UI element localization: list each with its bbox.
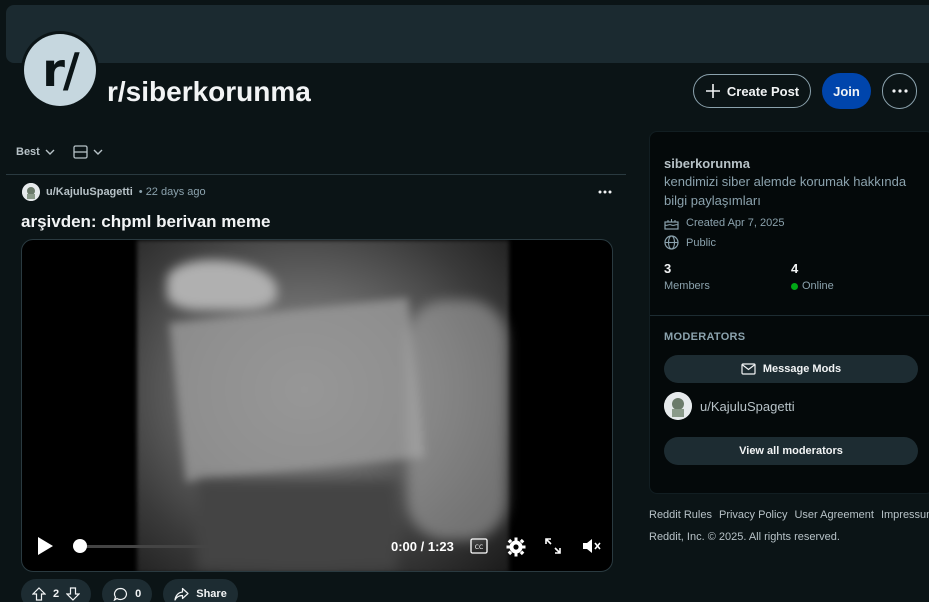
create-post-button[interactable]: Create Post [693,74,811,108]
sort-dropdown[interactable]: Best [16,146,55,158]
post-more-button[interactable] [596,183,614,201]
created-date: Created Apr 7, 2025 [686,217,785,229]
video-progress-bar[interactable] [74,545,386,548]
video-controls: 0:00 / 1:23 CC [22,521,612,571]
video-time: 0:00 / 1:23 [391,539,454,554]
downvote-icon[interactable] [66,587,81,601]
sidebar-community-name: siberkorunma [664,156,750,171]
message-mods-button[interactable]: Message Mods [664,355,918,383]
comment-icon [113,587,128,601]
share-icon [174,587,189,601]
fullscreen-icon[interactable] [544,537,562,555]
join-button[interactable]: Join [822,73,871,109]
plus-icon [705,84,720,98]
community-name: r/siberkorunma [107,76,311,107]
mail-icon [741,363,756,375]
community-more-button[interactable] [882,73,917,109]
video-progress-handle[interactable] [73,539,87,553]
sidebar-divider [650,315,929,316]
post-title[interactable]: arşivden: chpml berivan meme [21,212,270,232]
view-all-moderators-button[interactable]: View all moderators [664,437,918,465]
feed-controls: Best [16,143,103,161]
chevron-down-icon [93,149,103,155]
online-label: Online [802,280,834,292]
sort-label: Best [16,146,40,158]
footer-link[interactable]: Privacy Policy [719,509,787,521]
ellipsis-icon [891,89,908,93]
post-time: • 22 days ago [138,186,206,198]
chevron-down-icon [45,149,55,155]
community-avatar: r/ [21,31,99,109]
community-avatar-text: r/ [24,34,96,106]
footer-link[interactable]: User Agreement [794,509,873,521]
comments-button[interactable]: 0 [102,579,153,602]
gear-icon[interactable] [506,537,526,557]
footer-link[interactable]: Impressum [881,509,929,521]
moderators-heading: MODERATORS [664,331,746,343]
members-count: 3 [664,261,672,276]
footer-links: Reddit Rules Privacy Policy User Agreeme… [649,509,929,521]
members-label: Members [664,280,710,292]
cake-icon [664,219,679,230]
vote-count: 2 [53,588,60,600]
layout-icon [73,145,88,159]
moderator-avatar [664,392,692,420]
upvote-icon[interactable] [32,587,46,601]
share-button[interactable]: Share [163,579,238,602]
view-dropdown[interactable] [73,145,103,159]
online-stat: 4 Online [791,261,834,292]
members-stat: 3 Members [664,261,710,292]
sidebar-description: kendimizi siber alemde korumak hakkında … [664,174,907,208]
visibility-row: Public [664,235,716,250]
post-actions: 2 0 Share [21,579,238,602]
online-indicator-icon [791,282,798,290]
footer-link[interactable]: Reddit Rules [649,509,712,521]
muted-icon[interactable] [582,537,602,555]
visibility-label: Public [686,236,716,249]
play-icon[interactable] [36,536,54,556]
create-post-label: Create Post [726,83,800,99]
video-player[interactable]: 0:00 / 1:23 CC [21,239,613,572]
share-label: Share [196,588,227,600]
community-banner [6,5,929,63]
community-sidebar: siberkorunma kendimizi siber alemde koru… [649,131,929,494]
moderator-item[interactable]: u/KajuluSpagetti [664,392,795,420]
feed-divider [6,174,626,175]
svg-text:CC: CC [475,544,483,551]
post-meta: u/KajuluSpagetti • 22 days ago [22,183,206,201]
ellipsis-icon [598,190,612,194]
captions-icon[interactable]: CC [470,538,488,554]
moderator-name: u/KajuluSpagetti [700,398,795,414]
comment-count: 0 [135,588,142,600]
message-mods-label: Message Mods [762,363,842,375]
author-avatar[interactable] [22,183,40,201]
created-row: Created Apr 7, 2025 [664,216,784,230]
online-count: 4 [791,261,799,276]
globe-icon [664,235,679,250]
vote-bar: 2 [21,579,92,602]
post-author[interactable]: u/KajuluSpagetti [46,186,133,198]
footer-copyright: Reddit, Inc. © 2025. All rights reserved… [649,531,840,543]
...
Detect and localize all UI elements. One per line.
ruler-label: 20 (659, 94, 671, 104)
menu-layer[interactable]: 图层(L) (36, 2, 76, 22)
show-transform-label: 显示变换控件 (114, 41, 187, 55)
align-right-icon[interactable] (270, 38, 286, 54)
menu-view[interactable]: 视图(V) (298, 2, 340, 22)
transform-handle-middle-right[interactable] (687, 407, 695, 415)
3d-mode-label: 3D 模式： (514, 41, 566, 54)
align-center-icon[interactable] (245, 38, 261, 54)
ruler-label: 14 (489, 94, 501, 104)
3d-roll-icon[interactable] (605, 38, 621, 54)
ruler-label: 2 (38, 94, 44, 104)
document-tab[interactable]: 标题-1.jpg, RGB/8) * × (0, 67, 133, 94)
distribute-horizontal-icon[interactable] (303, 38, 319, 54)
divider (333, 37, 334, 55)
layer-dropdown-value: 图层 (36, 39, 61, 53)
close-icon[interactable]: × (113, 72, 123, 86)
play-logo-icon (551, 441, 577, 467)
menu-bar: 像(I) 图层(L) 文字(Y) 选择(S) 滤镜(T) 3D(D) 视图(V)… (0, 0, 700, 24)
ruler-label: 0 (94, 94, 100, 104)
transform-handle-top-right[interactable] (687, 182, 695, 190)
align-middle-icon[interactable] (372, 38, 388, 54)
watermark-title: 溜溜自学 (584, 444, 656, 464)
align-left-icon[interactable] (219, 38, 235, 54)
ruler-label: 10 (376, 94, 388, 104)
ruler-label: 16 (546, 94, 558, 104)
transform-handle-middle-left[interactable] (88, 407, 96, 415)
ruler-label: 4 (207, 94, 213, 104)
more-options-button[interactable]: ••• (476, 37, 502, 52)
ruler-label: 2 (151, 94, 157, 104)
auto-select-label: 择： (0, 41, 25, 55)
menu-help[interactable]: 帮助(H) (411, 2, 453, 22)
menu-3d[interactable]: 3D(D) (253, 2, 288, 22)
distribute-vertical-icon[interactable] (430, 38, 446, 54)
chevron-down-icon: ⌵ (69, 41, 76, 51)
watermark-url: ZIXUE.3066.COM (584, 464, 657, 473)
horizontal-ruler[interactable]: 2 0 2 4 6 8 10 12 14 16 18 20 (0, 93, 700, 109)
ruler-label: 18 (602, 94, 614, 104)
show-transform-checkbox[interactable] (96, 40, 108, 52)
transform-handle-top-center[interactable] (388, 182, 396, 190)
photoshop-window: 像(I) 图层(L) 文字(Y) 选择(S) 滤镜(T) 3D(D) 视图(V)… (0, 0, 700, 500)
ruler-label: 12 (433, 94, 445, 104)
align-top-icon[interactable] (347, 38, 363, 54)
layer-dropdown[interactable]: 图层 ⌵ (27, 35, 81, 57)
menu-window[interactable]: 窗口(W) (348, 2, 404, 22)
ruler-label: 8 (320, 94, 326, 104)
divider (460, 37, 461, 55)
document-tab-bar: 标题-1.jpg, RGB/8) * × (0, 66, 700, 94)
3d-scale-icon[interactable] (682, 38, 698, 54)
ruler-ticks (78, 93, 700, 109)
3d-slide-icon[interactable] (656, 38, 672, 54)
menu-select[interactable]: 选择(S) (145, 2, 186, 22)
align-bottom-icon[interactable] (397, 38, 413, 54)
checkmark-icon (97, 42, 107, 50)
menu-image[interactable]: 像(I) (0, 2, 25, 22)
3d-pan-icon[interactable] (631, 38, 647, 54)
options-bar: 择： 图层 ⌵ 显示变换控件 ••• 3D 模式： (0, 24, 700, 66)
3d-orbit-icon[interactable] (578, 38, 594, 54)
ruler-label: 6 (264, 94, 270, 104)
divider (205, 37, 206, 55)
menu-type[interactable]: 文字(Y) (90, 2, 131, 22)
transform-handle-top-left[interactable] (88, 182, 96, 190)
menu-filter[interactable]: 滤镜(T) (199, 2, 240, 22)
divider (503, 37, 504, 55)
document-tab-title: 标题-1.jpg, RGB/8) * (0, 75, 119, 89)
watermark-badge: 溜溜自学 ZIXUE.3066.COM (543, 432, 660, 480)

§ Task instructions:
Reproduce the data verbatim, from the line with "Detect and localize" to the line with "ruler-label: 16 (546, 94, 558, 104)", including both of those lines.

§ Solution to this task:
Detect and localize all UI elements. One per line.
ruler-label: 20 (659, 94, 671, 104)
menu-layer[interactable]: 图层(L) (36, 2, 76, 22)
show-transform-label: 显示变换控件 (114, 41, 187, 55)
align-right-icon[interactable] (270, 38, 286, 54)
menu-view[interactable]: 视图(V) (298, 2, 340, 22)
transform-handle-middle-right[interactable] (687, 407, 695, 415)
3d-mode-label: 3D 模式： (514, 41, 566, 54)
align-center-icon[interactable] (245, 38, 261, 54)
ruler-label: 14 (489, 94, 501, 104)
3d-roll-icon[interactable] (605, 38, 621, 54)
ruler-label: 2 (38, 94, 44, 104)
document-tab[interactable]: 标题-1.jpg, RGB/8) * × (0, 67, 133, 94)
distribute-horizontal-icon[interactable] (303, 38, 319, 54)
divider (333, 37, 334, 55)
layer-dropdown-value: 图层 (36, 39, 61, 53)
close-icon[interactable]: × (113, 72, 123, 86)
play-logo-icon (551, 441, 577, 467)
menu-bar: 像(I) 图层(L) 文字(Y) 选择(S) 滤镜(T) 3D(D) 视图(V)… (0, 0, 700, 24)
ruler-label: 0 (94, 94, 100, 104)
transform-handle-top-right[interactable] (687, 182, 695, 190)
align-middle-icon[interactable] (372, 38, 388, 54)
watermark-title: 溜溜自学 (584, 444, 656, 464)
align-left-icon[interactable] (219, 38, 235, 54)
ruler-label: 10 (376, 94, 388, 104)
ruler-label: 16 (546, 94, 558, 104)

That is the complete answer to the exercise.